→ Exercise directions
Convert the lines of the records below into a JSON list of strings, one string per line, with blank lines omitted. Begin at the line that contains "scatter-dot <box>900 544 906 550</box>" and stop after the line that contains "scatter-dot <box>1803 554 1808 559</box>".

◇ ◇ ◇ ◇ ◇

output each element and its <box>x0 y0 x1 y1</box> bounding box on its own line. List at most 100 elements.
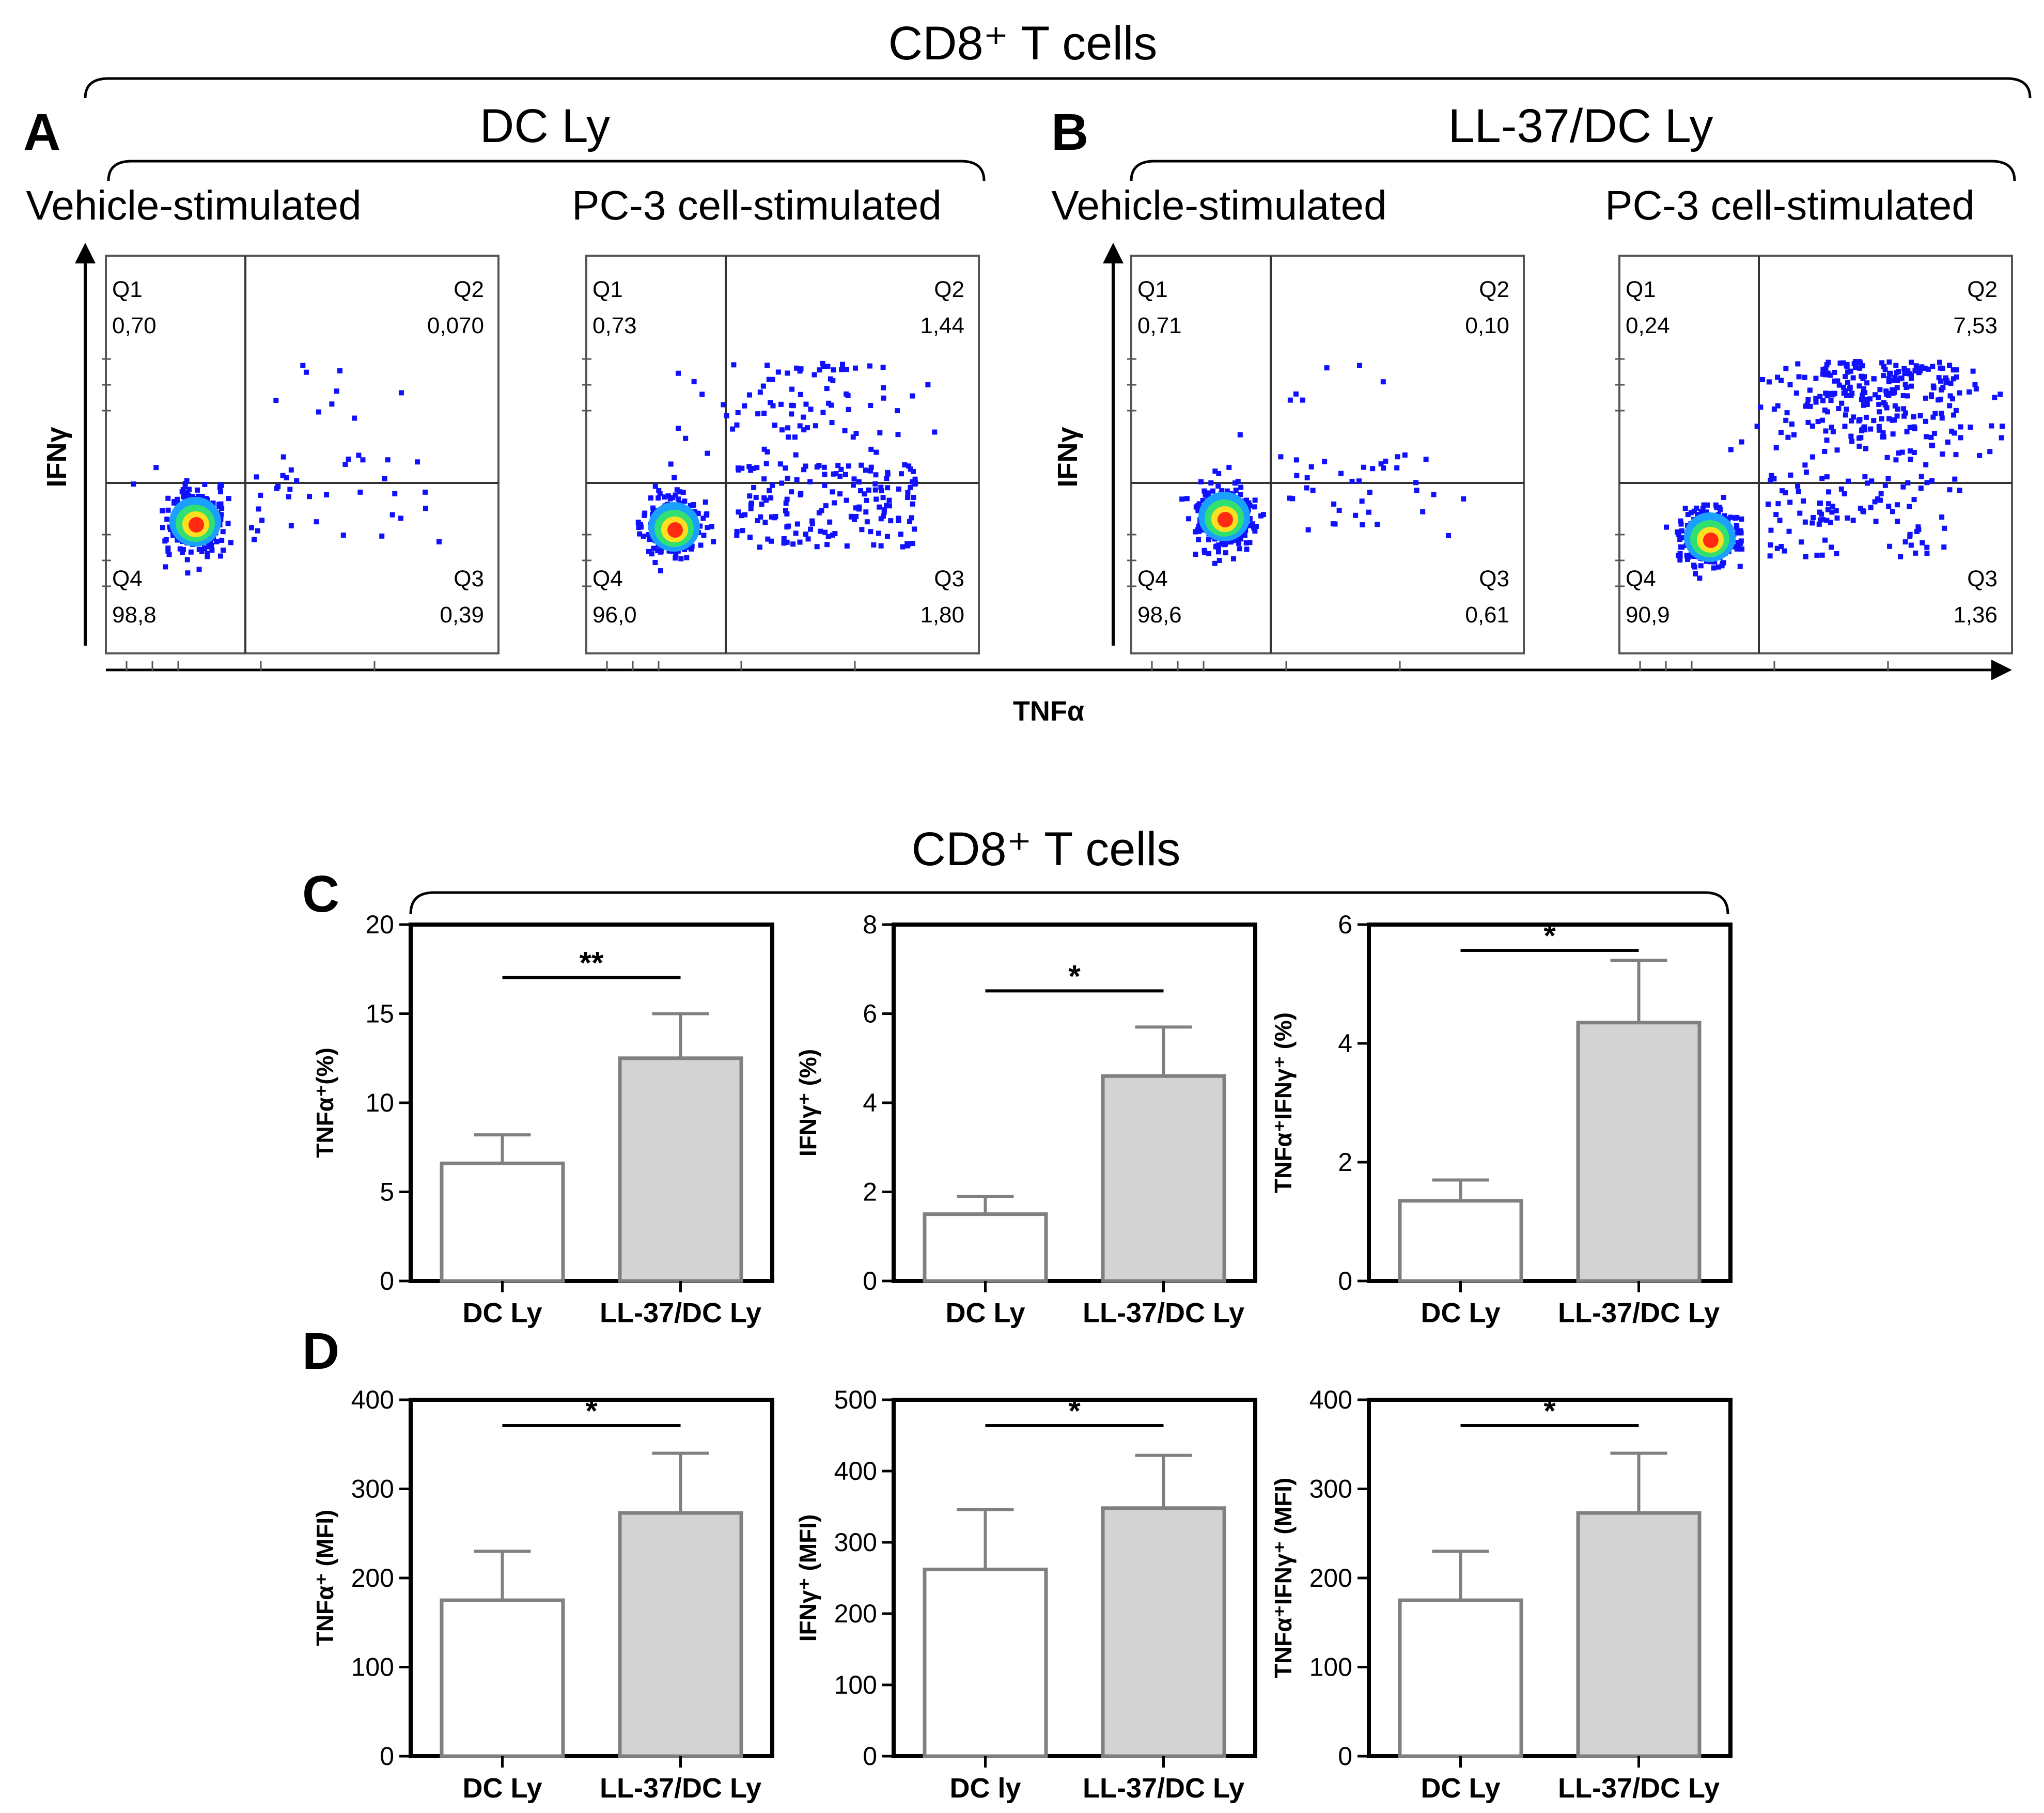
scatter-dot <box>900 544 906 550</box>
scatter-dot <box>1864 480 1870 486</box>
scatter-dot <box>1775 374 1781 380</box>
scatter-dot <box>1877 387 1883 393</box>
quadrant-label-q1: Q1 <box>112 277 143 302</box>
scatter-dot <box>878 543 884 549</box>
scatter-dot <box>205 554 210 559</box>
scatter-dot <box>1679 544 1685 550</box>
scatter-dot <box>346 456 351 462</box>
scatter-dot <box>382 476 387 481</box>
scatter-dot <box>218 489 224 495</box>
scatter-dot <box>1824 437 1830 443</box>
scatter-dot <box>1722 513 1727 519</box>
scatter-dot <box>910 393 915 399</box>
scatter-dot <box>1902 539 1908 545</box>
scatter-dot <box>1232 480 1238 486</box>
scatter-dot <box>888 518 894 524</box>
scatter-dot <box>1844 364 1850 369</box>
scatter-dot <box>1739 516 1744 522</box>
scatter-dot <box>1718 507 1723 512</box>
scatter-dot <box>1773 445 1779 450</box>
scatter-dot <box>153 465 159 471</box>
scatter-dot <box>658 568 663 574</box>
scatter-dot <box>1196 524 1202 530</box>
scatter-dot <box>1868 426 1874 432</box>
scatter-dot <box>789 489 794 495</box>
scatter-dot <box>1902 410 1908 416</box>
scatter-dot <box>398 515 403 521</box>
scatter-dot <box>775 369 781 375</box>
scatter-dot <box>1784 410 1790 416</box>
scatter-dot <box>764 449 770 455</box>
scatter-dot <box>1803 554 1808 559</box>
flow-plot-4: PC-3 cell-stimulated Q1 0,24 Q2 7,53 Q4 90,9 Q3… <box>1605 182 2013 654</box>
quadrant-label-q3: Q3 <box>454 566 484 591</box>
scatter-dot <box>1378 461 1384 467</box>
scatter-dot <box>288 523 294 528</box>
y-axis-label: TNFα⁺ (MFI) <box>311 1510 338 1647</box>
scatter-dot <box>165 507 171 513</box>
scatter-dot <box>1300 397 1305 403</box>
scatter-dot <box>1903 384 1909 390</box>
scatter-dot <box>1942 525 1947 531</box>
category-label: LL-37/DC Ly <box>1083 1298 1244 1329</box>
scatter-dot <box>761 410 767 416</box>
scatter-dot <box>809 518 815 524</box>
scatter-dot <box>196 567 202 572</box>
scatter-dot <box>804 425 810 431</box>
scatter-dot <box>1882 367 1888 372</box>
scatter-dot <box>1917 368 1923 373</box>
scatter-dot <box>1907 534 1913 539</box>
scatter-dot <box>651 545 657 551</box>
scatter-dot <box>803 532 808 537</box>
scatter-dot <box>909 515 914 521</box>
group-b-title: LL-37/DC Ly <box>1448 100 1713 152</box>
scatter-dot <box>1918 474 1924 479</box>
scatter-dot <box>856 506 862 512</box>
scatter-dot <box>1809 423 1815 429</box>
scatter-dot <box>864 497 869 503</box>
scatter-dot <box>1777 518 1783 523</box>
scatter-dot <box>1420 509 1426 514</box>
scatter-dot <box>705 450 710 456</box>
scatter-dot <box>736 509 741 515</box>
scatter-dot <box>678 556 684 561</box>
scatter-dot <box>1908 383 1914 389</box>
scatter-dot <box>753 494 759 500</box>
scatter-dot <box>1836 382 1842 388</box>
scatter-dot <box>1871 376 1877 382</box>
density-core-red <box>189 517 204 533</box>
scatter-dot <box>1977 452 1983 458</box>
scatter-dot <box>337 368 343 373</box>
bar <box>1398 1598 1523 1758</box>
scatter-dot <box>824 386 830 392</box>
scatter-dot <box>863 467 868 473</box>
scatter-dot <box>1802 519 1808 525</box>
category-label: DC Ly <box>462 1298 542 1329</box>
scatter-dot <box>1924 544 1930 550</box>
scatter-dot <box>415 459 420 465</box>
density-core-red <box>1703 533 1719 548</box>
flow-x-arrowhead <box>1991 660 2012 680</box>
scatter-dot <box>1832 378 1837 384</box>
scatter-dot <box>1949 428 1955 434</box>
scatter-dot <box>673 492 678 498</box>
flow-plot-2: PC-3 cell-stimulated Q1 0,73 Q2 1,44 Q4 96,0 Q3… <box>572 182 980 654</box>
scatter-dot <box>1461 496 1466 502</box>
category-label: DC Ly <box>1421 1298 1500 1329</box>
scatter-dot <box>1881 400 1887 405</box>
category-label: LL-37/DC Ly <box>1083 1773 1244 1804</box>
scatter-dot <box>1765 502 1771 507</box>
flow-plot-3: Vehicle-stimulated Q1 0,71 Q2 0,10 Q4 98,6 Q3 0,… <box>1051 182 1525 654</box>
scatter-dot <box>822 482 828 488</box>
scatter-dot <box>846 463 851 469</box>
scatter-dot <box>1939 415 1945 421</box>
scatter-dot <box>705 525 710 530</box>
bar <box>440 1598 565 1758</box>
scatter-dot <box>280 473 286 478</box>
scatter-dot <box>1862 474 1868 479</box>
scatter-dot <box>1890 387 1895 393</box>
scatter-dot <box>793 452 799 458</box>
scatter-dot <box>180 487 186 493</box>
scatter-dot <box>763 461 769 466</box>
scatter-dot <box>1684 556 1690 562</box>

◇ ◇ ◇ ◇ ◇

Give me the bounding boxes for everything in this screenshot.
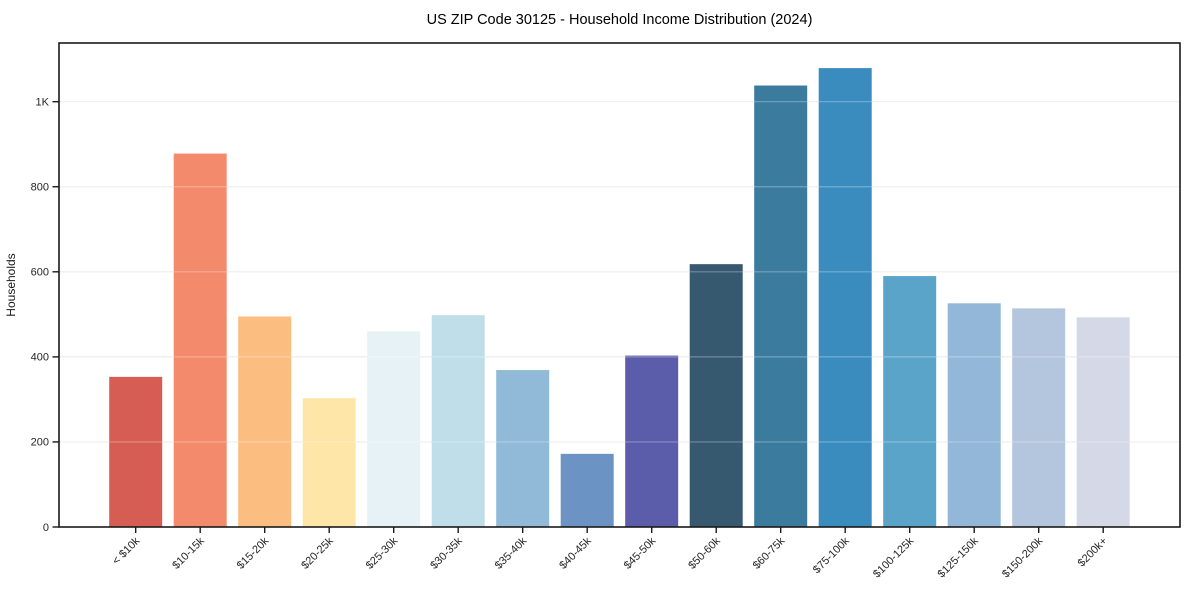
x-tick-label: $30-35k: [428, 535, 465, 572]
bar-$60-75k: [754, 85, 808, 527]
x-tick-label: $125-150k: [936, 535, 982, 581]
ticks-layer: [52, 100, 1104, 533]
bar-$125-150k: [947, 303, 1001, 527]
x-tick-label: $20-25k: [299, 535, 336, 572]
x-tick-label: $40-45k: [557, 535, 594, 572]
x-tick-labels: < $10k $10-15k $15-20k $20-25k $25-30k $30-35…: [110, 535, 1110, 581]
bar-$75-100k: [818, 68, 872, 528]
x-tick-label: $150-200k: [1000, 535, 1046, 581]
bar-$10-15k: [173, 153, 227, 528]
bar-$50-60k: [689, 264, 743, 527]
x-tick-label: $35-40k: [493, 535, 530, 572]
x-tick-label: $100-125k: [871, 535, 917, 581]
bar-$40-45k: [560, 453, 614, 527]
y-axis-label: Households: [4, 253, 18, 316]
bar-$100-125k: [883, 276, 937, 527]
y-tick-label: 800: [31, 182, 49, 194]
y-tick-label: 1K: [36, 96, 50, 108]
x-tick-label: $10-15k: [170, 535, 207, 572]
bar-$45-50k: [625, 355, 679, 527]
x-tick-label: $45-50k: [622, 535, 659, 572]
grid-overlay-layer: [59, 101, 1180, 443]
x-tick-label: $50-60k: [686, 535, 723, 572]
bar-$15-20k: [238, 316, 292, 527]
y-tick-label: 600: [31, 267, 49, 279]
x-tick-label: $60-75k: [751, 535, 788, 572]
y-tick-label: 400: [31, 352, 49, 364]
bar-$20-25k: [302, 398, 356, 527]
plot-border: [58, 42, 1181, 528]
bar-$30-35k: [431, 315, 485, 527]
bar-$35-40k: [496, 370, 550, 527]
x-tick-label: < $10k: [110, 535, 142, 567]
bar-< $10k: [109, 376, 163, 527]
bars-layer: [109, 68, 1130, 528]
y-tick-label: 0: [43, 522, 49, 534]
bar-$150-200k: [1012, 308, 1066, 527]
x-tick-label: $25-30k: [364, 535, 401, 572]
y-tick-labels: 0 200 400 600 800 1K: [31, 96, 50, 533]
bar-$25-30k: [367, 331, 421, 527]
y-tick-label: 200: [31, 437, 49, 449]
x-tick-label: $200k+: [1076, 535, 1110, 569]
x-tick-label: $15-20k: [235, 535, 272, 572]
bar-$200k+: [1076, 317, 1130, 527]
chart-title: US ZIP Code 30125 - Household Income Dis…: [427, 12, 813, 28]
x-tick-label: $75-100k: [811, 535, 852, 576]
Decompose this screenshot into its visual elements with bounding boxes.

◇ ◇ ◇ ◇ ◇

→ Complete answer
[
  "scatter-dot <box>900 544 906 550</box>",
  "scatter-dot <box>1864 480 1870 486</box>",
  "scatter-dot <box>1775 374 1781 380</box>",
  "scatter-dot <box>1877 387 1883 393</box>",
  "quadrant-label-q1: Q1 <box>112 277 143 302</box>",
  "scatter-dot <box>878 543 884 549</box>",
  "scatter-dot <box>205 554 210 559</box>",
  "scatter-dot <box>1679 544 1685 550</box>",
  "scatter-dot <box>346 456 351 462</box>",
  "scatter-dot <box>382 476 387 481</box>",
  "scatter-dot <box>218 489 224 495</box>",
  "scatter-dot <box>1824 437 1830 443</box>",
  "scatter-dot <box>1722 513 1727 519</box>",
  "scatter-dot <box>910 393 915 399</box>",
  "scatter-dot <box>1902 539 1908 545</box>",
  "scatter-dot <box>1232 480 1238 486</box>",
  "scatter-dot <box>888 518 894 524</box>",
  "scatter-dot <box>1844 364 1850 369</box>",
  "scatter-dot <box>1739 516 1744 522</box>",
  "scatter-dot <box>1718 507 1723 512</box>",
  "scatter-dot <box>1773 445 1779 450</box>",
  "scatter-dot <box>153 465 159 471</box>",
  "scatter-dot <box>658 568 663 574</box>",
  "scatter-dot <box>1196 524 1202 530</box>",
  "scatter-dot <box>1868 426 1874 432</box>",
  "scatter-dot <box>789 489 794 495</box>",
  "scatter-dot <box>1902 410 1908 416</box>",
  "scatter-dot <box>398 515 403 521</box>",
  "scatter-dot <box>775 369 781 375</box>",
  "scatter-dot <box>1784 410 1790 416</box>",
  "scatter-dot <box>764 449 770 455</box>",
  "scatter-dot <box>1803 554 1808 559</box>"
]